Exercise task
List each line holding the string "this".
☆ ☆ ☆ ☆ ☆
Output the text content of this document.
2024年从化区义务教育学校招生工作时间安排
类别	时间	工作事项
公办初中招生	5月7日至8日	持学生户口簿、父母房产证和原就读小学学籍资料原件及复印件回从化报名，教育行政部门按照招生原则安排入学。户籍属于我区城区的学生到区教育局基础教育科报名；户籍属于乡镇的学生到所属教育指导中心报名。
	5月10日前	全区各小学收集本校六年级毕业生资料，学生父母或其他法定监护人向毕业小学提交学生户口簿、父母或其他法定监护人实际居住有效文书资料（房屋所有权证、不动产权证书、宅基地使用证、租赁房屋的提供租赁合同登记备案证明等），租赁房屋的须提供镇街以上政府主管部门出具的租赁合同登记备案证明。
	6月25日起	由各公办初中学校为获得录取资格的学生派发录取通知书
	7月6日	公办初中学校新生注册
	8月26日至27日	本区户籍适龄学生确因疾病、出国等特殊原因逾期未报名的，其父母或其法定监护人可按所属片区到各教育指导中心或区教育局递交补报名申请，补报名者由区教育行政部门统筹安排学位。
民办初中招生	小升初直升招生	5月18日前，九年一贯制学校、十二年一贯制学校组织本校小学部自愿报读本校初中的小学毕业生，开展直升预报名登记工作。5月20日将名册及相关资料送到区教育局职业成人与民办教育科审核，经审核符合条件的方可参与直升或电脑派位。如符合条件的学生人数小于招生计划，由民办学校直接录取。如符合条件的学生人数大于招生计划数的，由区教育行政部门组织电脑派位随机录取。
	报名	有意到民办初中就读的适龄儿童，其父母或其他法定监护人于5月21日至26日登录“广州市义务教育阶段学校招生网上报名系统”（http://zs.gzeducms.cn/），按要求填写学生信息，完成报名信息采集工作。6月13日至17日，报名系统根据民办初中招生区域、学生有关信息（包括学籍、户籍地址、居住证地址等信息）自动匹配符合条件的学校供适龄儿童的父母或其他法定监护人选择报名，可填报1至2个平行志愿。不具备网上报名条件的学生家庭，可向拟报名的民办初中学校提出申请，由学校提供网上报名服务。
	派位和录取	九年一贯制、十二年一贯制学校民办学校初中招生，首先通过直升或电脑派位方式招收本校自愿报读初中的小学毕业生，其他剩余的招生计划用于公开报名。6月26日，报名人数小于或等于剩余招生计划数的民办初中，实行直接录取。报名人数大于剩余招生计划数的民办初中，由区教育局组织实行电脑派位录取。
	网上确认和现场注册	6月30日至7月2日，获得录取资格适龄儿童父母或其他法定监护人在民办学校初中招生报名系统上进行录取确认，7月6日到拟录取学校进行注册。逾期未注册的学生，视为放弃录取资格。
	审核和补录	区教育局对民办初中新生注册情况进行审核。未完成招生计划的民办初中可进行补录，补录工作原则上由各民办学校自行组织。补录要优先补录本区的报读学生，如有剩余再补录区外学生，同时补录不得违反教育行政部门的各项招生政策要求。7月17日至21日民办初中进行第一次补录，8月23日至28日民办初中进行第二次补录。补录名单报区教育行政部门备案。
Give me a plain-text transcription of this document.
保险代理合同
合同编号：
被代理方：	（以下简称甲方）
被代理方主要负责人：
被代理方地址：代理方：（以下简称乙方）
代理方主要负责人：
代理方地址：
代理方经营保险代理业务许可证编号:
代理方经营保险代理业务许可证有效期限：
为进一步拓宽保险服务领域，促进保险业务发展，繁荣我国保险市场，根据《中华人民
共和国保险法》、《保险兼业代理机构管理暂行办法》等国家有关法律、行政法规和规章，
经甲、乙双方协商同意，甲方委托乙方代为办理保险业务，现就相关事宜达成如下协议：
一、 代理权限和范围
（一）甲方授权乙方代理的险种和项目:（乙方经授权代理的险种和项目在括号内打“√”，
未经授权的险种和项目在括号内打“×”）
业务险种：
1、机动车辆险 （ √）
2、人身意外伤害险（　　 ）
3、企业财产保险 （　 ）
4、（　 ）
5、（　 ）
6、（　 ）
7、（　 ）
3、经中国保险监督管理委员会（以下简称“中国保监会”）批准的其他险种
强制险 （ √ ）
☆ ☆ ☆ ☆ ☆
The result
Output the text content of this document.
Give me a plain-text transcription of this document.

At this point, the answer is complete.